Output each entry below as it stands, leaving out every picture.

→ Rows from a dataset
++++++

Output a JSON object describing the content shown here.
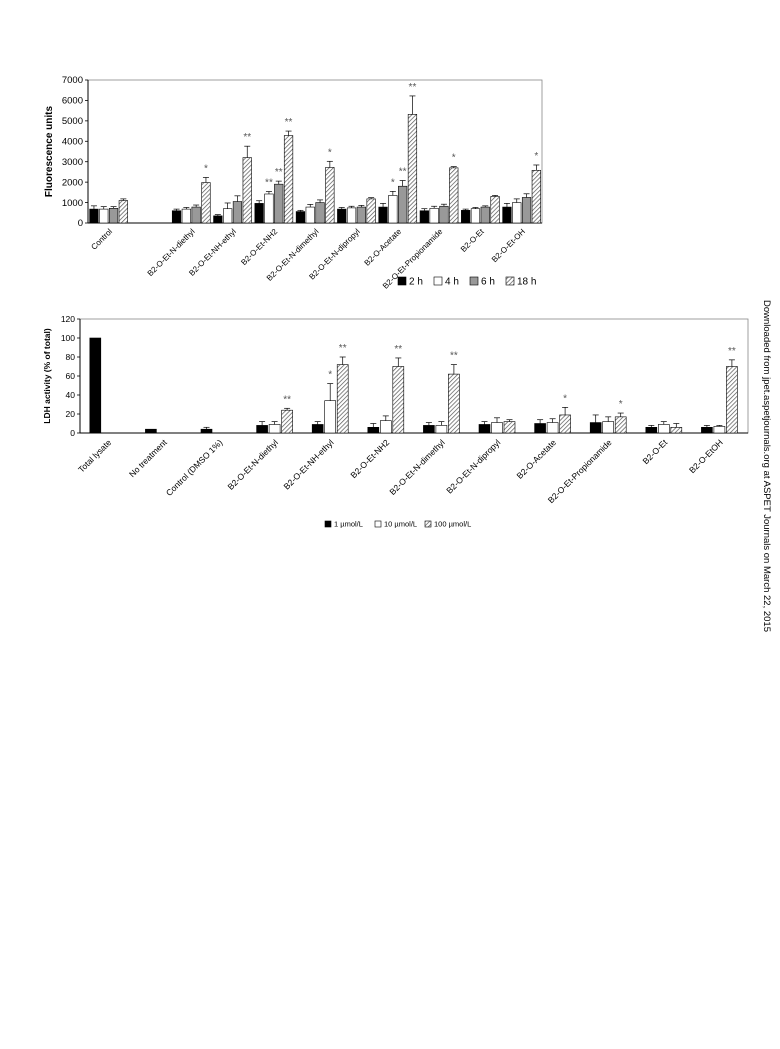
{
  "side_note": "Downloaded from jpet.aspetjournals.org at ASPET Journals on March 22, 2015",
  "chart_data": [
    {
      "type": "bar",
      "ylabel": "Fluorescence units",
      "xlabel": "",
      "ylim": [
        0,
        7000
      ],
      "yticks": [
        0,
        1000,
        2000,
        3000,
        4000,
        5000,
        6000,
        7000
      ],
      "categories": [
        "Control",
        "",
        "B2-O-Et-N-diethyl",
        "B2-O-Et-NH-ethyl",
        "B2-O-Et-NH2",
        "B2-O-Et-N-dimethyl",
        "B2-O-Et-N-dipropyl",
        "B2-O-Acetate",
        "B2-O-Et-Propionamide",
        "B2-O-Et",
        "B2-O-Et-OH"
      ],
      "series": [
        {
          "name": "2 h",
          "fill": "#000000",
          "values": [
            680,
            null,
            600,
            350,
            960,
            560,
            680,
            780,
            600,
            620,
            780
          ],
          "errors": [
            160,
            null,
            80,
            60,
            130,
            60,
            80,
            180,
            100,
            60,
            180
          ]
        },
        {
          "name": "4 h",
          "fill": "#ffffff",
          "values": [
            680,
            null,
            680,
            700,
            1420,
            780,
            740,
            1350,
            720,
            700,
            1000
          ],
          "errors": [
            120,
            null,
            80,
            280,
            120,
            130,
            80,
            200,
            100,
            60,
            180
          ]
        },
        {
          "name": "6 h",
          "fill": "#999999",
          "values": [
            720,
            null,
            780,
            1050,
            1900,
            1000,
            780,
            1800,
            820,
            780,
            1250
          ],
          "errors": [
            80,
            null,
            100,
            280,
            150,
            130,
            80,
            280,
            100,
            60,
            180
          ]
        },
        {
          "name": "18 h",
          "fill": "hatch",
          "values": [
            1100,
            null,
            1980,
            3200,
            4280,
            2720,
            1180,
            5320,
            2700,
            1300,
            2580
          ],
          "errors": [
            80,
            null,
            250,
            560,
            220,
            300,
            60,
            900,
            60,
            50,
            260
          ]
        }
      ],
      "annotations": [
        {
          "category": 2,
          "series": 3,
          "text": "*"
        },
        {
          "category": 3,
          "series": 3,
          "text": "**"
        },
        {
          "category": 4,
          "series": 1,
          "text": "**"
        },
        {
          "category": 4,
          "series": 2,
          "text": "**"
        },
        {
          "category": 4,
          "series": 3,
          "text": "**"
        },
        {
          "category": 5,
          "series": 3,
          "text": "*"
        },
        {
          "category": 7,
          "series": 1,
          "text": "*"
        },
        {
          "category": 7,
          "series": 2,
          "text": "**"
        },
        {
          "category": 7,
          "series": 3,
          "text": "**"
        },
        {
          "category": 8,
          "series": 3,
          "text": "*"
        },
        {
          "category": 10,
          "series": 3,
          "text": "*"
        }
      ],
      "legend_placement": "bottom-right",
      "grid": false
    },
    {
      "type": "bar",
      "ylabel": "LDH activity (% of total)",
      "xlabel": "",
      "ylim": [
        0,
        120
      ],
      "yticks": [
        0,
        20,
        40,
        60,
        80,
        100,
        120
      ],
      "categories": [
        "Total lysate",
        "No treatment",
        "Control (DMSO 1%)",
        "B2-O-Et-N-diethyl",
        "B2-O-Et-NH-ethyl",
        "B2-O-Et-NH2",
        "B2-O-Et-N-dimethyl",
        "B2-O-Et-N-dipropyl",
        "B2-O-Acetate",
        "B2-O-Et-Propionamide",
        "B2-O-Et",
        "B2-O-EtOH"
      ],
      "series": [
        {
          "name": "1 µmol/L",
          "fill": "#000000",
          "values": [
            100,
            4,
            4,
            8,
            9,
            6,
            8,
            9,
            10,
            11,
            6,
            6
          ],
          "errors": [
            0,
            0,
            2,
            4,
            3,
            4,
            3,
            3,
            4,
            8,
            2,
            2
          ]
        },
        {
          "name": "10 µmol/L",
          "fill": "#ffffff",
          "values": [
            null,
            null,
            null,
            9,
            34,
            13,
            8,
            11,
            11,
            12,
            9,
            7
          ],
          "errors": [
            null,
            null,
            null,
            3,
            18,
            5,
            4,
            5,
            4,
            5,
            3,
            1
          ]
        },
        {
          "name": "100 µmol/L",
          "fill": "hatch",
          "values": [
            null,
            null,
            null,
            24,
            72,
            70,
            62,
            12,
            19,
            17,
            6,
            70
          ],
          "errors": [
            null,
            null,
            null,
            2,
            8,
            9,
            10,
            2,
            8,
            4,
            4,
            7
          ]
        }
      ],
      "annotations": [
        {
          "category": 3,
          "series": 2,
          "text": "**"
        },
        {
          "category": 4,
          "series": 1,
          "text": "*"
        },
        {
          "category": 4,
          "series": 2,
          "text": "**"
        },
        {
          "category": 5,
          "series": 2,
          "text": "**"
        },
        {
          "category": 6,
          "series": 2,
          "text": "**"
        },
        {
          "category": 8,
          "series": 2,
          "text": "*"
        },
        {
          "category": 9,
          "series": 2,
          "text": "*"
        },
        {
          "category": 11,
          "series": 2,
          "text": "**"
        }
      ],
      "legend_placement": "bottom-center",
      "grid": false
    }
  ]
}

++++++

→ Exercise response
Output a JSON object describing the content shown here.
{
  "side_note": "Downloaded from jpet.aspetjournals.org at ASPET Journals on March 22, 2015",
  "chart_data": [
    {
      "type": "bar",
      "ylabel": "Fluorescence units",
      "xlabel": "",
      "ylim": [
        0,
        7000
      ],
      "yticks": [
        0,
        1000,
        2000,
        3000,
        4000,
        5000,
        6000,
        7000
      ],
      "categories": [
        "Control",
        "",
        "B2-O-Et-N-diethyl",
        "B2-O-Et-NH-ethyl",
        "B2-O-Et-NH2",
        "B2-O-Et-N-dimethyl",
        "B2-O-Et-N-dipropyl",
        "B2-O-Acetate",
        "B2-O-Et-Propionamide",
        "B2-O-Et",
        "B2-O-Et-OH"
      ],
      "series": [
        {
          "name": "2 h",
          "fill": "#000000",
          "values": [
            680,
            null,
            600,
            350,
            960,
            560,
            680,
            780,
            600,
            620,
            780
          ],
          "errors": [
            160,
            null,
            80,
            60,
            130,
            60,
            80,
            180,
            100,
            60,
            180
          ]
        },
        {
          "name": "4 h",
          "fill": "#ffffff",
          "values": [
            680,
            null,
            680,
            700,
            1420,
            780,
            740,
            1350,
            720,
            700,
            1000
          ],
          "errors": [
            120,
            null,
            80,
            280,
            120,
            130,
            80,
            200,
            100,
            60,
            180
          ]
        },
        {
          "name": "6 h",
          "fill": "#999999",
          "values": [
            720,
            null,
            780,
            1050,
            1900,
            1000,
            780,
            1800,
            820,
            780,
            1250
          ],
          "errors": [
            80,
            null,
            100,
            280,
            150,
            130,
            80,
            280,
            100,
            60,
            180
          ]
        },
        {
          "name": "18 h",
          "fill": "hatch",
          "values": [
            1100,
            null,
            1980,
            3200,
            4280,
            2720,
            1180,
            5320,
            2700,
            1300,
            2580
          ],
          "errors": [
            80,
            null,
            250,
            560,
            220,
            300,
            60,
            900,
            60,
            50,
            260
          ]
        }
      ],
      "annotations": [
        {
          "category": 2,
          "series": 3,
          "text": "*"
        },
        {
          "category": 3,
          "series": 3,
          "text": "**"
        },
        {
          "category": 4,
          "series": 1,
          "text": "**"
        },
        {
          "category": 4,
          "series": 2,
          "text": "**"
        },
        {
          "category": 4,
          "series": 3,
          "text": "**"
        },
        {
          "category": 5,
          "series": 3,
          "text": "*"
        },
        {
          "category": 7,
          "series": 1,
          "text": "*"
        },
        {
          "category": 7,
          "series": 2,
          "text": "**"
        },
        {
          "category": 7,
          "series": 3,
          "text": "**"
        },
        {
          "category": 8,
          "series": 3,
          "text": "*"
        },
        {
          "category": 10,
          "series": 3,
          "text": "*"
        }
      ],
      "legend_placement": "bottom-right",
      "grid": false
    },
    {
      "type": "bar",
      "ylabel": "LDH activity (% of total)",
      "xlabel": "",
      "ylim": [
        0,
        120
      ],
      "yticks": [
        0,
        20,
        40,
        60,
        80,
        100,
        120
      ],
      "categories": [
        "Total lysate",
        "No treatment",
        "Control (DMSO 1%)",
        "B2-O-Et-N-diethyl",
        "B2-O-Et-NH-ethyl",
        "B2-O-Et-NH2",
        "B2-O-Et-N-dimethyl",
        "B2-O-Et-N-dipropyl",
        "B2-O-Acetate",
        "B2-O-Et-Propionamide",
        "B2-O-Et",
        "B2-O-EtOH"
      ],
      "series": [
        {
          "name": "1 µmol/L",
          "fill": "#000000",
          "values": [
            100,
            4,
            4,
            8,
            9,
            6,
            8,
            9,
            10,
            11,
            6,
            6
          ],
          "errors": [
            0,
            0,
            2,
            4,
            3,
            4,
            3,
            3,
            4,
            8,
            2,
            2
          ]
        },
        {
          "name": "10 µmol/L",
          "fill": "#ffffff",
          "values": [
            null,
            null,
            null,
            9,
            34,
            13,
            8,
            11,
            11,
            12,
            9,
            7
          ],
          "errors": [
            null,
            null,
            null,
            3,
            18,
            5,
            4,
            5,
            4,
            5,
            3,
            1
          ]
        },
        {
          "name": "100 µmol/L",
          "fill": "hatch",
          "values": [
            null,
            null,
            null,
            24,
            72,
            70,
            62,
            12,
            19,
            17,
            6,
            70
          ],
          "errors": [
            null,
            null,
            null,
            2,
            8,
            9,
            10,
            2,
            8,
            4,
            4,
            7
          ]
        }
      ],
      "annotations": [
        {
          "category": 3,
          "series": 2,
          "text": "**"
        },
        {
          "category": 4,
          "series": 1,
          "text": "*"
        },
        {
          "category": 4,
          "series": 2,
          "text": "**"
        },
        {
          "category": 5,
          "series": 2,
          "text": "**"
        },
        {
          "category": 6,
          "series": 2,
          "text": "**"
        },
        {
          "category": 8,
          "series": 2,
          "text": "*"
        },
        {
          "category": 9,
          "series": 2,
          "text": "*"
        },
        {
          "category": 11,
          "series": 2,
          "text": "**"
        }
      ],
      "legend_placement": "bottom-center",
      "grid": false
    }
  ]
}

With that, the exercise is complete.